#### Problem description
Could you copy out the listing below line for line, leaving every character unchanged?

#### Supplied data

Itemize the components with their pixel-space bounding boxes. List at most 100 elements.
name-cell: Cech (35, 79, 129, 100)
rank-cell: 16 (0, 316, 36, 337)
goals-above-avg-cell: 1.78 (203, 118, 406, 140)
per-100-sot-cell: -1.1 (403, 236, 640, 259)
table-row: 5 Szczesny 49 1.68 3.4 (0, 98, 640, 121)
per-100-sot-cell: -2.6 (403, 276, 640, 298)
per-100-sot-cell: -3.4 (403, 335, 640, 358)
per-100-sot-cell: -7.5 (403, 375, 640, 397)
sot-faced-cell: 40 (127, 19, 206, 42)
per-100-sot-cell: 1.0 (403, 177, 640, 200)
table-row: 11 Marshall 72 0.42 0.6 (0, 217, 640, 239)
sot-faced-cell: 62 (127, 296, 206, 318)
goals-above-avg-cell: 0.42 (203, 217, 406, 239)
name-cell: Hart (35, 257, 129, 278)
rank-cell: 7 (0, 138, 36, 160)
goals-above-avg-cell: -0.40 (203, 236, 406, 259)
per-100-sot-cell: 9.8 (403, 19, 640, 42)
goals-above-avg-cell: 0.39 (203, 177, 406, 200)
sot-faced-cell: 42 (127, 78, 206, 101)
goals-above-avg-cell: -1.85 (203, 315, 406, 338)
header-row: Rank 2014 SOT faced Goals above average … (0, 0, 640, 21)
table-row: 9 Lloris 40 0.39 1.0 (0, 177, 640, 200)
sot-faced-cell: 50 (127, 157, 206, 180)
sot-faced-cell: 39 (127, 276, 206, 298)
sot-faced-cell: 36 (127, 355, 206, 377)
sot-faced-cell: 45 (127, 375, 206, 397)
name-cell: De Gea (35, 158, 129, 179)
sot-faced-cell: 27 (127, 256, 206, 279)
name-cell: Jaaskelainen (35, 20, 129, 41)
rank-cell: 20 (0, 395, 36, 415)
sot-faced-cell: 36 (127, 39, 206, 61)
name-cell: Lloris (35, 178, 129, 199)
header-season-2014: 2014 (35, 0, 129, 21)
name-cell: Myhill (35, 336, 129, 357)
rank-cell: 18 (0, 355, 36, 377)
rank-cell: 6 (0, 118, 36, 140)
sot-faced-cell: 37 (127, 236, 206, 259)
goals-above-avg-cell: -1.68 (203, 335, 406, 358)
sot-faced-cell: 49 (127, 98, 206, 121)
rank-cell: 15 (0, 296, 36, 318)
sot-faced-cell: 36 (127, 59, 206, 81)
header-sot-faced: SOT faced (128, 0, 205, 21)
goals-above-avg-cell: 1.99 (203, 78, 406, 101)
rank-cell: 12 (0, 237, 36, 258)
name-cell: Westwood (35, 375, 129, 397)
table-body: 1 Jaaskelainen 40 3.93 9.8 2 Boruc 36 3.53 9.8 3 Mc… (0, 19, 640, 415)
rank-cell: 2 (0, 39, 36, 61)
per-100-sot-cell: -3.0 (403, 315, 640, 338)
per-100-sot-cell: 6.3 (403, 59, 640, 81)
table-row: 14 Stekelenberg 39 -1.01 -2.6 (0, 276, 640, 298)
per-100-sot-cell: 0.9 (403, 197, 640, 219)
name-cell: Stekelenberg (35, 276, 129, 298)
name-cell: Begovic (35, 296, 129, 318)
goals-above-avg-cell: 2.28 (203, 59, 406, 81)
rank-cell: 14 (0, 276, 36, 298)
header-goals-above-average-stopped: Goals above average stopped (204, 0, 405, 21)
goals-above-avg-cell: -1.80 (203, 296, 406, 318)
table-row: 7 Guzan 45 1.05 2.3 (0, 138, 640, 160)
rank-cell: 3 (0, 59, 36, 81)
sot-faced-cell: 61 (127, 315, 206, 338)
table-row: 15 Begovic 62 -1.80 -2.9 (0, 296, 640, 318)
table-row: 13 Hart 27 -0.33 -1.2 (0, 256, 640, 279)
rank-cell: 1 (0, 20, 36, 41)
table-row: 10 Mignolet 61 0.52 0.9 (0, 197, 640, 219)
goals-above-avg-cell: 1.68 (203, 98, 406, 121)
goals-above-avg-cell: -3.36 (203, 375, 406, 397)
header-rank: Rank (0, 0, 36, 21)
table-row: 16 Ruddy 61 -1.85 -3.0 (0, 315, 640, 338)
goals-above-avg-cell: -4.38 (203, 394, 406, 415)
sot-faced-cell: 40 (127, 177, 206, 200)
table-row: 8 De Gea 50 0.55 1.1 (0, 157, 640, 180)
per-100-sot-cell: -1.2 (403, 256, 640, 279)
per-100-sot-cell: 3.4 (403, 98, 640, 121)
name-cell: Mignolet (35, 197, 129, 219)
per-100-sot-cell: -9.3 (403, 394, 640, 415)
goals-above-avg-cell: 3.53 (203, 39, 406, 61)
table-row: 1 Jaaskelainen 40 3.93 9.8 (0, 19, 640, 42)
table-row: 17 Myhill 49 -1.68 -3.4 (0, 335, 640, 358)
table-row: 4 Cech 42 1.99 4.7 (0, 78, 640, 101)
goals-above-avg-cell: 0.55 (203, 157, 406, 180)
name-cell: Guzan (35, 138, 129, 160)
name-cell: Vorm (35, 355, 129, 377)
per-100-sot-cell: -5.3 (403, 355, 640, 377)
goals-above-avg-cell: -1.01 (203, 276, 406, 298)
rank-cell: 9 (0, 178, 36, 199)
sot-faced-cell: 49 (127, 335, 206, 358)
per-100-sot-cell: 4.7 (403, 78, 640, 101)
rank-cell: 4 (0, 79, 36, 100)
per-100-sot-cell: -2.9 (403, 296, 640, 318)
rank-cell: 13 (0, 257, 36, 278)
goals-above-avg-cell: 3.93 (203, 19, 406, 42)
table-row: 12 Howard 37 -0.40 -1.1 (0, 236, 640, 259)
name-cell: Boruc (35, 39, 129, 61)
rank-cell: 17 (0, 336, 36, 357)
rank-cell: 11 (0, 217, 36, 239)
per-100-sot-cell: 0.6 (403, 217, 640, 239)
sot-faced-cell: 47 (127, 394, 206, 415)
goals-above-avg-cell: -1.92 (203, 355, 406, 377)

#### Output of the exercise
Itemize the components with their pixel-space bounding boxes. List at most 100 elements.
name-cell: Cech (35, 79, 129, 100)
rank-cell: 16 (0, 316, 36, 337)
goals-above-avg-cell: 1.78 (203, 118, 406, 140)
per-100-sot-cell: -1.1 (403, 236, 640, 259)
table-row: 5 Szczesny 49 1.68 3.4 (0, 98, 640, 121)
per-100-sot-cell: -2.6 (403, 276, 640, 298)
per-100-sot-cell: -3.4 (403, 335, 640, 358)
per-100-sot-cell: -7.5 (403, 375, 640, 397)
sot-faced-cell: 40 (127, 19, 206, 42)
per-100-sot-cell: 1.0 (403, 177, 640, 200)
table-row: 11 Marshall 72 0.42 0.6 (0, 217, 640, 239)
sot-faced-cell: 62 (127, 296, 206, 318)
goals-above-avg-cell: 0.42 (203, 217, 406, 239)
name-cell: Hart (35, 257, 129, 278)
rank-cell: 7 (0, 138, 36, 160)
goals-above-avg-cell: -0.40 (203, 236, 406, 259)
per-100-sot-cell: 9.8 (403, 19, 640, 42)
goals-above-avg-cell: 0.39 (203, 177, 406, 200)
sot-faced-cell: 42 (127, 78, 206, 101)
goals-above-avg-cell: -1.85 (203, 315, 406, 338)
header-row: Rank 2014 SOT faced Goals above average … (0, 0, 640, 21)
table-row: 9 Lloris 40 0.39 1.0 (0, 177, 640, 200)
sot-faced-cell: 50 (127, 157, 206, 180)
sot-faced-cell: 39 (127, 276, 206, 298)
sot-faced-cell: 36 (127, 355, 206, 377)
sot-faced-cell: 45 (127, 375, 206, 397)
name-cell: De Gea (35, 158, 129, 179)
sot-faced-cell: 27 (127, 256, 206, 279)
name-cell: Jaaskelainen (35, 20, 129, 41)
rank-cell: 20 (0, 395, 36, 415)
sot-faced-cell: 36 (127, 39, 206, 61)
name-cell: Lloris (35, 178, 129, 199)
header-season-2014: 2014 (35, 0, 129, 21)
name-cell: Myhill (35, 336, 129, 357)
rank-cell: 18 (0, 355, 36, 377)
rank-cell: 6 (0, 118, 36, 140)
sot-faced-cell: 37 (127, 236, 206, 259)
goals-above-avg-cell: -1.68 (203, 335, 406, 358)
sot-faced-cell: 49 (127, 98, 206, 121)
rank-cell: 15 (0, 296, 36, 318)
sot-faced-cell: 36 (127, 59, 206, 81)
header-sot-faced: SOT faced (128, 0, 205, 21)
goals-above-avg-cell: 1.99 (203, 78, 406, 101)
rank-cell: 12 (0, 237, 36, 258)
name-cell: Westwood (35, 375, 129, 397)
table-body: 1 Jaaskelainen 40 3.93 9.8 2 Boruc 36 3.53 9.8 3 Mc… (0, 19, 640, 415)
rank-cell: 2 (0, 39, 36, 61)
per-100-sot-cell: -3.0 (403, 315, 640, 338)
per-100-sot-cell: 6.3 (403, 59, 640, 81)
table-row: 14 Stekelenberg 39 -1.01 -2.6 (0, 276, 640, 298)
per-100-sot-cell: 0.9 (403, 197, 640, 219)
name-cell: Stekelenberg (35, 276, 129, 298)
name-cell: Begovic (35, 296, 129, 318)
goals-above-avg-cell: 2.28 (203, 59, 406, 81)
rank-cell: 14 (0, 276, 36, 298)
header-goals-above-average-stopped: Goals above average stopped (204, 0, 405, 21)
goals-above-avg-cell: -1.80 (203, 296, 406, 318)
table-row: 7 Guzan 45 1.05 2.3 (0, 138, 640, 160)
rank-cell: 3 (0, 59, 36, 81)
sot-faced-cell: 61 (127, 315, 206, 338)
table-row: 15 Begovic 62 -1.80 -2.9 (0, 296, 640, 318)
table-row: 13 Hart 27 -0.33 -1.2 (0, 256, 640, 279)
rank-cell: 1 (0, 20, 36, 41)
table-row: 10 Mignolet 61 0.52 0.9 (0, 197, 640, 219)
goals-above-avg-cell: 1.68 (203, 98, 406, 121)
goals-above-avg-cell: -3.36 (203, 375, 406, 397)
header-rank: Rank (0, 0, 36, 21)
table-row: 16 Ruddy 61 -1.85 -3.0 (0, 315, 640, 338)
goals-above-avg-cell: -4.38 (203, 394, 406, 415)
sot-faced-cell: 40 (127, 177, 206, 200)
table-row: 8 De Gea 50 0.55 1.1 (0, 157, 640, 180)
per-100-sot-cell: -1.2 (403, 256, 640, 279)
per-100-sot-cell: 3.4 (403, 98, 640, 121)
name-cell: Mignolet (35, 197, 129, 219)
per-100-sot-cell: -9.3 (403, 394, 640, 415)
goals-above-avg-cell: 3.53 (203, 39, 406, 61)
table-row: 1 Jaaskelainen 40 3.93 9.8 (0, 19, 640, 42)
table-row: 17 Myhill 49 -1.68 -3.4 (0, 335, 640, 358)
table-row: 4 Cech 42 1.99 4.7 (0, 78, 640, 101)
goals-above-avg-cell: 0.55 (203, 157, 406, 180)
name-cell: Guzan (35, 138, 129, 160)
name-cell: Vorm (35, 355, 129, 377)
per-100-sot-cell: -5.3 (403, 355, 640, 377)
goals-above-avg-cell: -1.01 (203, 276, 406, 298)
rank-cell: 9 (0, 178, 36, 199)
sot-faced-cell: 49 (127, 335, 206, 358)
per-100-sot-cell: 4.7 (403, 78, 640, 101)
rank-cell: 4 (0, 79, 36, 100)
per-100-sot-cell: -2.9 (403, 296, 640, 318)
rank-cell: 13 (0, 257, 36, 278)
goals-above-avg-cell: 3.93 (203, 19, 406, 42)
table-row: 12 Howard 37 -0.40 -1.1 (0, 236, 640, 259)
name-cell: Boruc (35, 39, 129, 61)
rank-cell: 17 (0, 336, 36, 357)
rank-cell: 11 (0, 217, 36, 239)
per-100-sot-cell: 0.6 (403, 217, 640, 239)
sot-faced-cell: 47 (127, 394, 206, 415)
goals-above-avg-cell: -1.92 (203, 355, 406, 377)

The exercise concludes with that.